TASK DIRECTIONS: Check every line below for the word "name" and show those that hold it.

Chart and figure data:
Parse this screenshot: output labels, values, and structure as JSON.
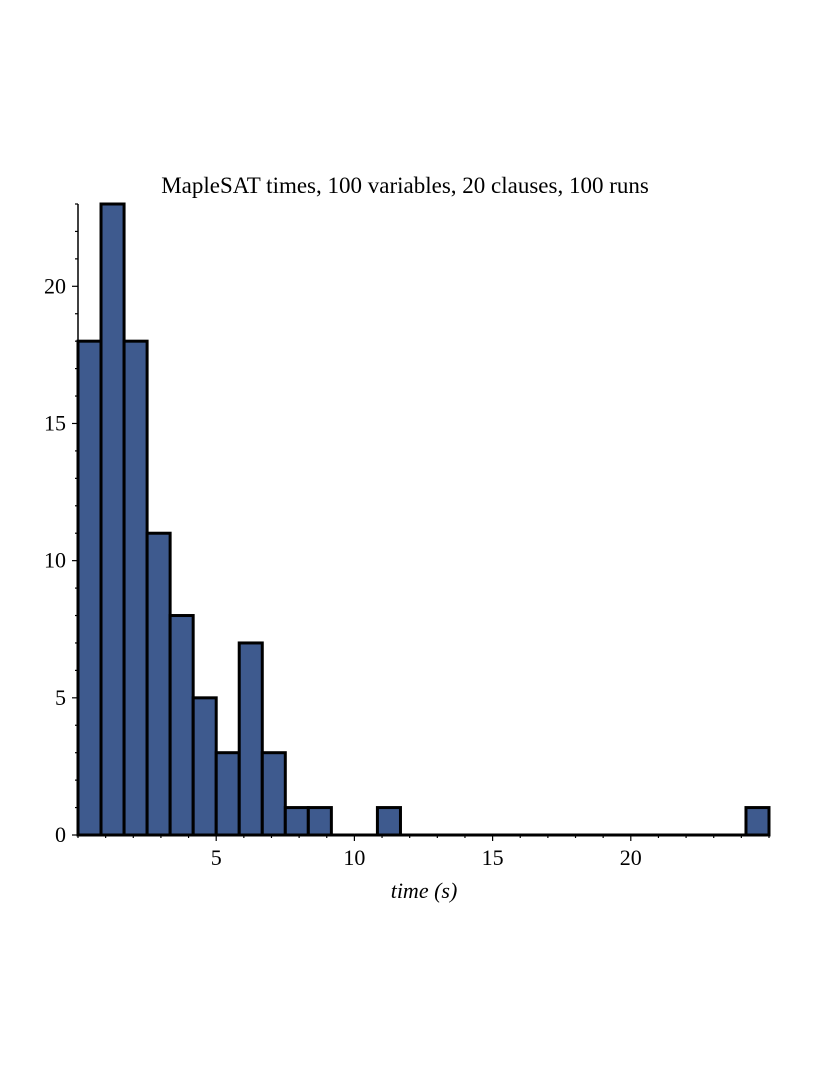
{
  "chart_data": {
    "type": "bar",
    "title": "MapleSAT times, 100 variables, 20 clauses, 100 runs",
    "xlabel": "time (s)",
    "ylabel": "",
    "bin_width": 0.833,
    "bins": [
      {
        "start": 0.0,
        "end": 0.833,
        "count": 18
      },
      {
        "start": 0.833,
        "end": 1.667,
        "count": 23
      },
      {
        "start": 1.667,
        "end": 2.5,
        "count": 18
      },
      {
        "start": 2.5,
        "end": 3.333,
        "count": 11
      },
      {
        "start": 3.333,
        "end": 4.167,
        "count": 8
      },
      {
        "start": 4.167,
        "end": 5.0,
        "count": 5
      },
      {
        "start": 5.0,
        "end": 5.833,
        "count": 3
      },
      {
        "start": 5.833,
        "end": 6.667,
        "count": 7
      },
      {
        "start": 6.667,
        "end": 7.5,
        "count": 3
      },
      {
        "start": 7.5,
        "end": 8.333,
        "count": 1
      },
      {
        "start": 8.333,
        "end": 9.167,
        "count": 1
      },
      {
        "start": 9.167,
        "end": 10.0,
        "count": 0
      },
      {
        "start": 10.0,
        "end": 10.833,
        "count": 0
      },
      {
        "start": 10.833,
        "end": 11.667,
        "count": 1
      },
      {
        "start": 11.667,
        "end": 24.167,
        "count": 0
      },
      {
        "start": 24.167,
        "end": 25.0,
        "count": 1
      }
    ],
    "xlim": [
      0,
      25
    ],
    "ylim": [
      0,
      23
    ],
    "xticks": [
      5,
      10,
      15,
      20
    ],
    "yticks": [
      0,
      5,
      10,
      15,
      20
    ],
    "bar_color": "#3e5a8e",
    "grid": false,
    "legend": "none"
  }
}
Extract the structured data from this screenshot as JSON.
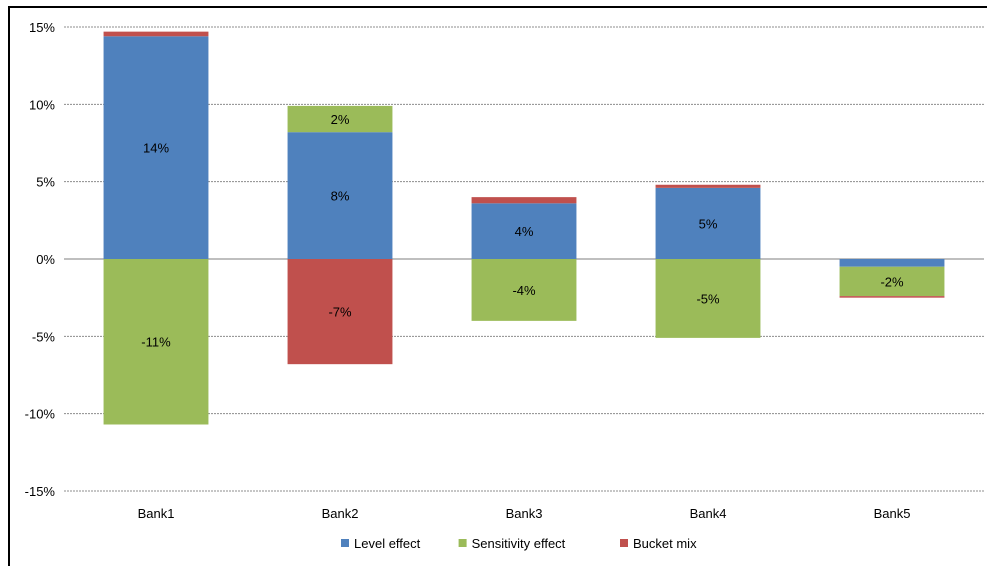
{
  "chart_data": {
    "type": "bar",
    "stacked": true,
    "categories": [
      "Bank1",
      "Bank2",
      "Bank3",
      "Bank4",
      "Bank5"
    ],
    "series": [
      {
        "name": "Level effect",
        "color": "#4F81BD",
        "values": [
          14.4,
          8.2,
          3.6,
          4.6,
          -0.5
        ]
      },
      {
        "name": "Sensitivity effect",
        "color": "#9BBB59",
        "values": [
          -10.7,
          1.7,
          -4.0,
          -5.1,
          -1.9
        ]
      },
      {
        "name": "Bucket mix",
        "color": "#C0504D",
        "values": [
          0.3,
          -6.8,
          0.4,
          0.2,
          -0.1
        ]
      }
    ],
    "data_labels": [
      {
        "category": "Bank1",
        "series": "Level effect",
        "text": "14%"
      },
      {
        "category": "Bank1",
        "series": "Sensitivity effect",
        "text": "-11%"
      },
      {
        "category": "Bank2",
        "series": "Level effect",
        "text": "8%"
      },
      {
        "category": "Bank2",
        "series": "Sensitivity effect",
        "text": "2%"
      },
      {
        "category": "Bank2",
        "series": "Bucket mix",
        "text": "-7%"
      },
      {
        "category": "Bank3",
        "series": "Level effect",
        "text": "4%"
      },
      {
        "category": "Bank3",
        "series": "Sensitivity effect",
        "text": "-4%"
      },
      {
        "category": "Bank4",
        "series": "Level effect",
        "text": "5%"
      },
      {
        "category": "Bank4",
        "series": "Sensitivity effect",
        "text": "-5%"
      },
      {
        "category": "Bank5",
        "series": "Sensitivity effect",
        "text": "-2%"
      }
    ],
    "ylim": [
      -15,
      15
    ],
    "yticks": [
      15,
      10,
      5,
      0,
      -5,
      -10,
      -15
    ],
    "ytick_labels": [
      "15%",
      "10%",
      "5%",
      "0%",
      "-5%",
      "-10%",
      "-15%"
    ],
    "grid": true,
    "legend_position": "bottom",
    "title": "",
    "xlabel": "",
    "ylabel": ""
  }
}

THE RESPONSE:
        "name": "Level effect",
        "name": "Sensitivity effect",
        "name": "Bucket mix",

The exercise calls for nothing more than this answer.